— MATERIAL FOR THE TASK —
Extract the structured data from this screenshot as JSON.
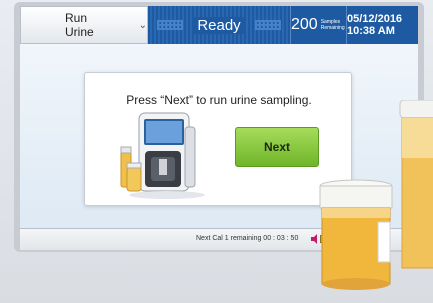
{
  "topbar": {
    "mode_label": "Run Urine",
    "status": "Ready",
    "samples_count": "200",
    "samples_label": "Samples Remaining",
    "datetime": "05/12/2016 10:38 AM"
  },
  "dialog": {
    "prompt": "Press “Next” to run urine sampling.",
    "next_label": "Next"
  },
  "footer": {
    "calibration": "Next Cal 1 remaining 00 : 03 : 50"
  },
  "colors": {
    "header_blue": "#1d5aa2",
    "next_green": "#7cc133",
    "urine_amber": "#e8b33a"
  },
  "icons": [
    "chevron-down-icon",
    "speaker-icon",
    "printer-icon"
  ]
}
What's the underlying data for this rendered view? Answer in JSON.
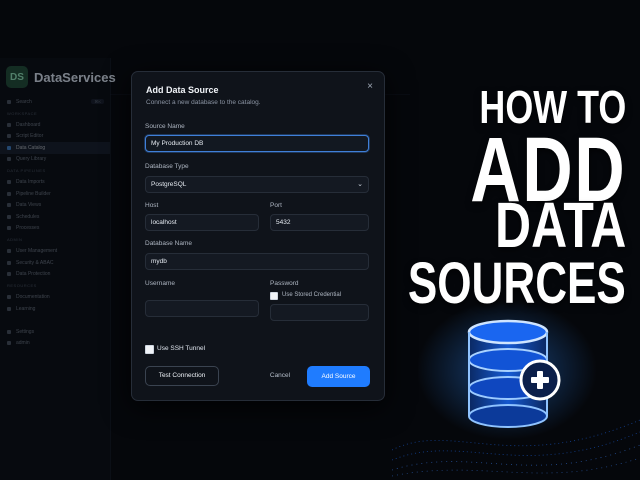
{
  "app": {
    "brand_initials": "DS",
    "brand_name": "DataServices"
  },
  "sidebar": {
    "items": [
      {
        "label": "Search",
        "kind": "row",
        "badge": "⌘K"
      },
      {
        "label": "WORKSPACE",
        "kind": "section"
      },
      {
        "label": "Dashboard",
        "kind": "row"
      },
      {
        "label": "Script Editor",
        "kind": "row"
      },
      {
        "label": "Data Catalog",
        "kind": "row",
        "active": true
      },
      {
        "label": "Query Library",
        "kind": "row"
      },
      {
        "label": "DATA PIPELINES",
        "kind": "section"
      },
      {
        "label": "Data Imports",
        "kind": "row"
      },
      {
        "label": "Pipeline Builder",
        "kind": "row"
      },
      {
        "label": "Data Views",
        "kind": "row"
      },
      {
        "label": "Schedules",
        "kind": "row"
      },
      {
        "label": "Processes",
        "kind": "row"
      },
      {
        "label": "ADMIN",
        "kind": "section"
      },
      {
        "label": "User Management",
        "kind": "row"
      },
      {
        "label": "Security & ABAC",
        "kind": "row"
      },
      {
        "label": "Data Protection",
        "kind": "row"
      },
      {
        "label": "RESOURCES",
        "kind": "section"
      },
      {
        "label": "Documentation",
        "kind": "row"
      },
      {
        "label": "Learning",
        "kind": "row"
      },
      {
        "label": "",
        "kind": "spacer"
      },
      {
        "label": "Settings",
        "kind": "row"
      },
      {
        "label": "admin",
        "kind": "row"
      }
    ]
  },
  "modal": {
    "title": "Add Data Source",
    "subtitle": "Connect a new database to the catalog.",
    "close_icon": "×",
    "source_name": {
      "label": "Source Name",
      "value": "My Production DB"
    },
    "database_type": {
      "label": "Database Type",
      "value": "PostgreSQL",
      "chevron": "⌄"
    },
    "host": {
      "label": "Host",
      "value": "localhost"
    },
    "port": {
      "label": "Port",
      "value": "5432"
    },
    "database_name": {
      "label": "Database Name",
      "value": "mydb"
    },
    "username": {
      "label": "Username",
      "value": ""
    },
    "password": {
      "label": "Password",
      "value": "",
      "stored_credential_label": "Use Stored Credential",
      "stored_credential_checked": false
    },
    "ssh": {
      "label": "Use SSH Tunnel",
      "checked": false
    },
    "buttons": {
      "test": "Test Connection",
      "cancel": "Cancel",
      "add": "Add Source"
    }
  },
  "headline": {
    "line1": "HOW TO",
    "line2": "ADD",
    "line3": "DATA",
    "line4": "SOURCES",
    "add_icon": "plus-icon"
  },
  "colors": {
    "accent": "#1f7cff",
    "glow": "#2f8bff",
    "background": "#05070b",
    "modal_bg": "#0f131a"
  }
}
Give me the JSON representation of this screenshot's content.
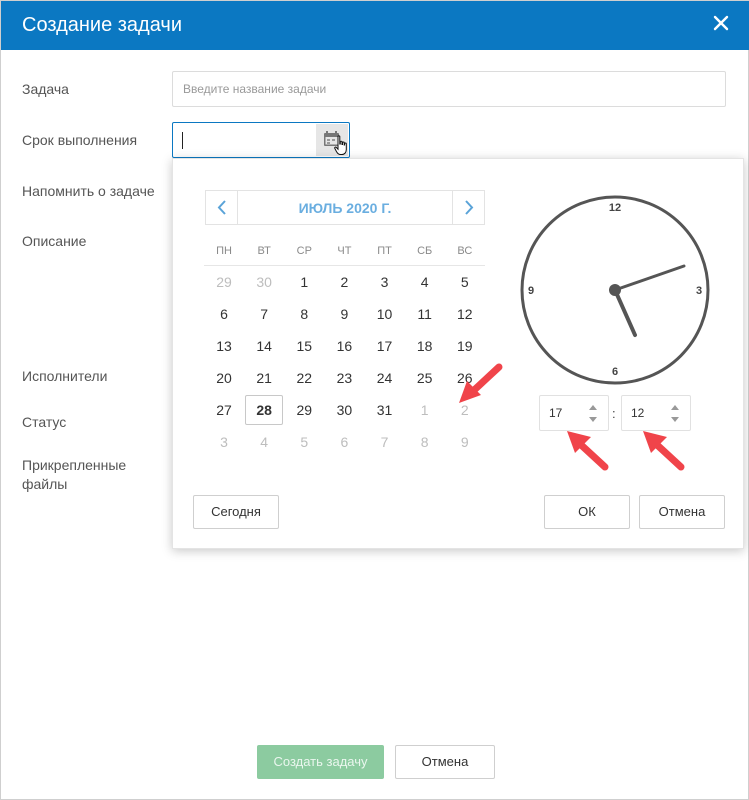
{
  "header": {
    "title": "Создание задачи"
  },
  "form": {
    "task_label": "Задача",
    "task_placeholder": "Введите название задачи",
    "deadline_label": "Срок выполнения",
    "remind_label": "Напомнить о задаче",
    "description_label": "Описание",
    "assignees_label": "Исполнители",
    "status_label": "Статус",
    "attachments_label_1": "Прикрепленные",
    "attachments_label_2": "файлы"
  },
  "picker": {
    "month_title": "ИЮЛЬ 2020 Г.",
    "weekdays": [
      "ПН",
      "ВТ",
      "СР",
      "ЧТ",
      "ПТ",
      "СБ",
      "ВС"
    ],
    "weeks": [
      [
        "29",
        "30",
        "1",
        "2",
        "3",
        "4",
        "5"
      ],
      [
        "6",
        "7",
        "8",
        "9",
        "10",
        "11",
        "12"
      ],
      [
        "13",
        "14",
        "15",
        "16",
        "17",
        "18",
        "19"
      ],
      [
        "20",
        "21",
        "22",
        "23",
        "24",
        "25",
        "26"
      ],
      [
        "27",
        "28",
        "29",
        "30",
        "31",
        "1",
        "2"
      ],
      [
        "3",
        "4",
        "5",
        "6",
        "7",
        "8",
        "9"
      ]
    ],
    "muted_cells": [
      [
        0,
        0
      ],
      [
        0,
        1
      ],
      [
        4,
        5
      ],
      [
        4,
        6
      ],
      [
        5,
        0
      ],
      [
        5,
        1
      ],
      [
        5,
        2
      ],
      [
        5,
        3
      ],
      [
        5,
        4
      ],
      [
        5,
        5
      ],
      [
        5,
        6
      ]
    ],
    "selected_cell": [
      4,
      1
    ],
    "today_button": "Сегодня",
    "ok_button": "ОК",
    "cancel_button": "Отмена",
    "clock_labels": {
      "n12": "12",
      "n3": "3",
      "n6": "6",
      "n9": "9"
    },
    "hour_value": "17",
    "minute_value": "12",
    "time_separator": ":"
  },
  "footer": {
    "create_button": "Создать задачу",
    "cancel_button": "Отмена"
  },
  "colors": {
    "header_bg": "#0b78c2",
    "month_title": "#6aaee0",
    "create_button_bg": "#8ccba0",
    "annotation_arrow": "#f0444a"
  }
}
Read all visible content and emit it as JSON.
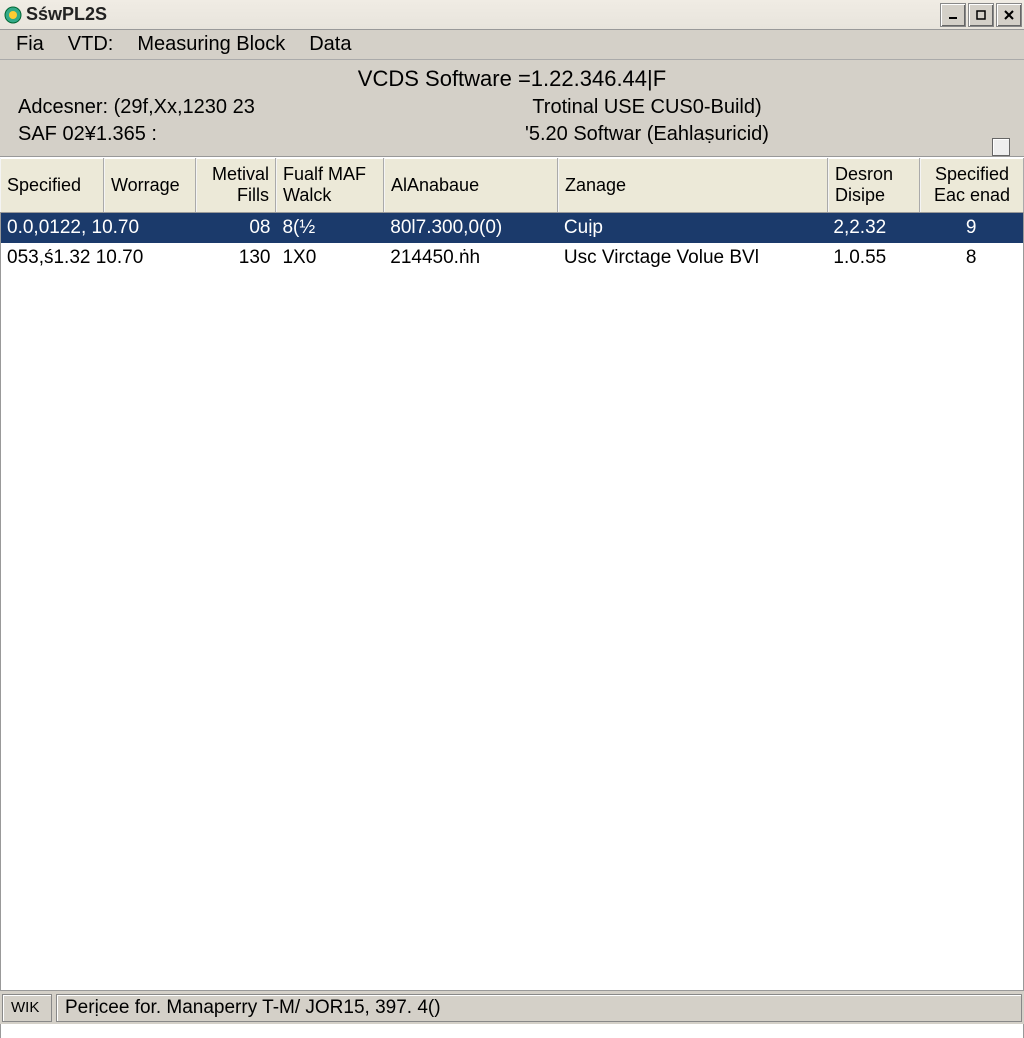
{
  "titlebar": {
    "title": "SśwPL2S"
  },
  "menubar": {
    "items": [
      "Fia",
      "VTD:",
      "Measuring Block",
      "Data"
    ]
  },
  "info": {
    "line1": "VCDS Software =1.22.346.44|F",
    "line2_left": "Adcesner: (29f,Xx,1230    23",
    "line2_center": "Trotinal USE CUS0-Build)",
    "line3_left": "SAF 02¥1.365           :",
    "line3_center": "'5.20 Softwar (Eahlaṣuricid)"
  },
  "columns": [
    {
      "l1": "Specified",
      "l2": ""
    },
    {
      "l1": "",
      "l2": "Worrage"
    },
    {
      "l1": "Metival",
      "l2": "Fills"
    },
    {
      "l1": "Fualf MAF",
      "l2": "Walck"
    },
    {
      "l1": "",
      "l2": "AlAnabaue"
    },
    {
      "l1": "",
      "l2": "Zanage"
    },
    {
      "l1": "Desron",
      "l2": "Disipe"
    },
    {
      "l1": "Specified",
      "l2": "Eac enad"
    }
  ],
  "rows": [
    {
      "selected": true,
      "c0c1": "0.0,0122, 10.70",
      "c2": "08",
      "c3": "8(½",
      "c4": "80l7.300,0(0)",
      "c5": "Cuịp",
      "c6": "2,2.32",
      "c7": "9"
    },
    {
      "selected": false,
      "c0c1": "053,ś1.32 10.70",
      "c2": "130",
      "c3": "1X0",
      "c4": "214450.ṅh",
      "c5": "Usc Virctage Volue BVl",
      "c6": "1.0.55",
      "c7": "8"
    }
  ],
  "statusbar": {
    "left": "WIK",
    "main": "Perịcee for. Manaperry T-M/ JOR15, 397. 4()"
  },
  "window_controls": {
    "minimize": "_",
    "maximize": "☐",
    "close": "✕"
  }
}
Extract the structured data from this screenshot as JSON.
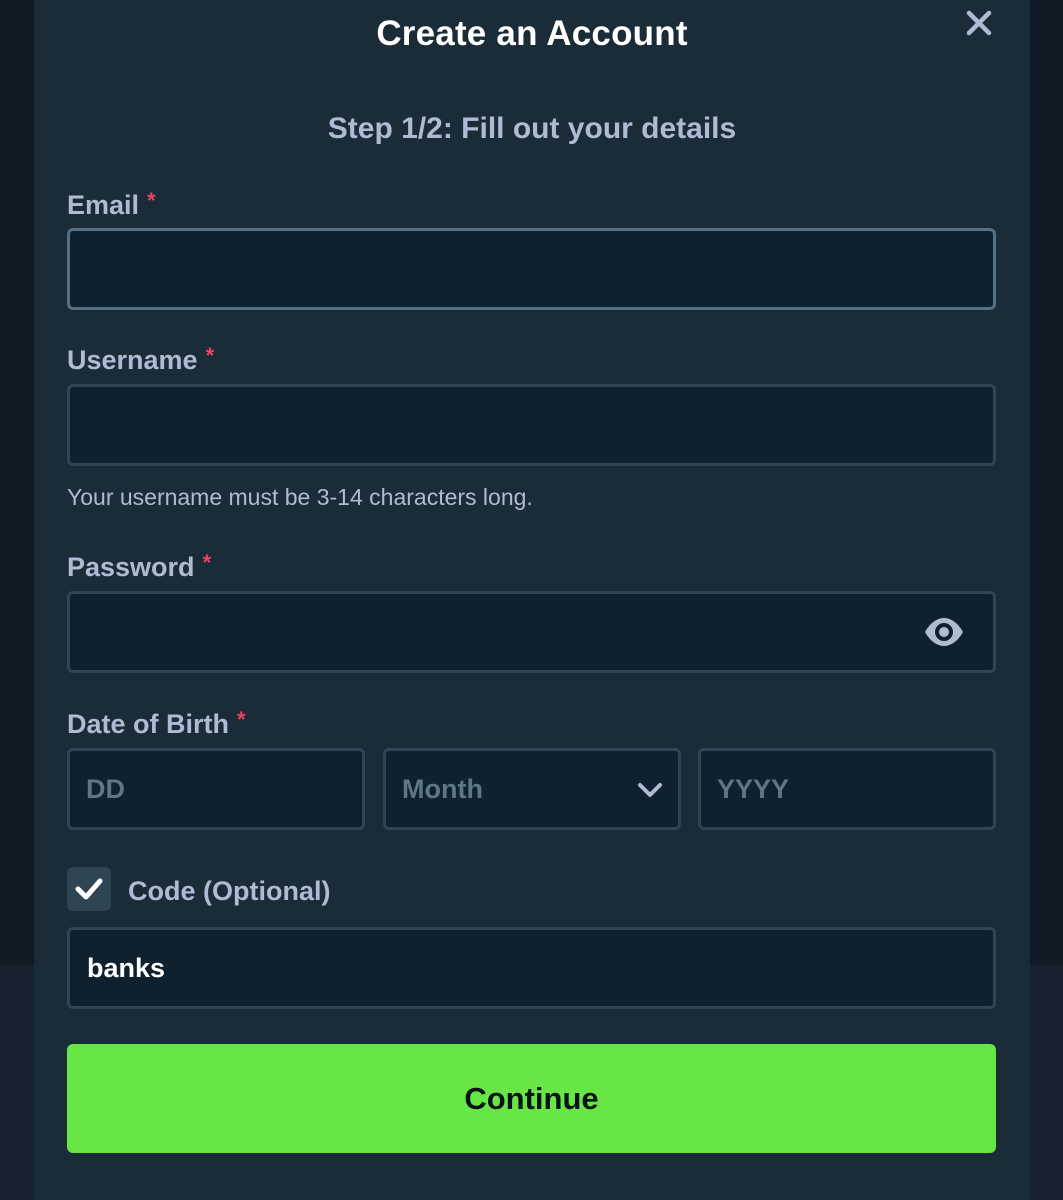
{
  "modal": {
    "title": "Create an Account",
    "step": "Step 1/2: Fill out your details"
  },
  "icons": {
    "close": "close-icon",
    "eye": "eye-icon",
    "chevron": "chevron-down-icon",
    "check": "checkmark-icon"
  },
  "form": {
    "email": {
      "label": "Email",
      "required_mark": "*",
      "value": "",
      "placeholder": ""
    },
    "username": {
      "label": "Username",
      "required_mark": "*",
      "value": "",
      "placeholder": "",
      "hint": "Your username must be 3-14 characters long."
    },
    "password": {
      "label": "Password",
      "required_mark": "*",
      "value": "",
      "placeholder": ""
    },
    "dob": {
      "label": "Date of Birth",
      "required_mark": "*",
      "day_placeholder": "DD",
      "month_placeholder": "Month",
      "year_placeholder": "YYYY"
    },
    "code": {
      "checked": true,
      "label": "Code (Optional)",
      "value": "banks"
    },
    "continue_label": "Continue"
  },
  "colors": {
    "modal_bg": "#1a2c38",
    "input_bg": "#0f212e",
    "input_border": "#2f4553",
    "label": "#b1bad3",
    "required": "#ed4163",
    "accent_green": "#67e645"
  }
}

— STATED GOAL —
Your task is to pick out every line with the string "down" and copy it.

— RESULT —
    "chevron-down-icon",
    "chevron": "chevron-down-icon",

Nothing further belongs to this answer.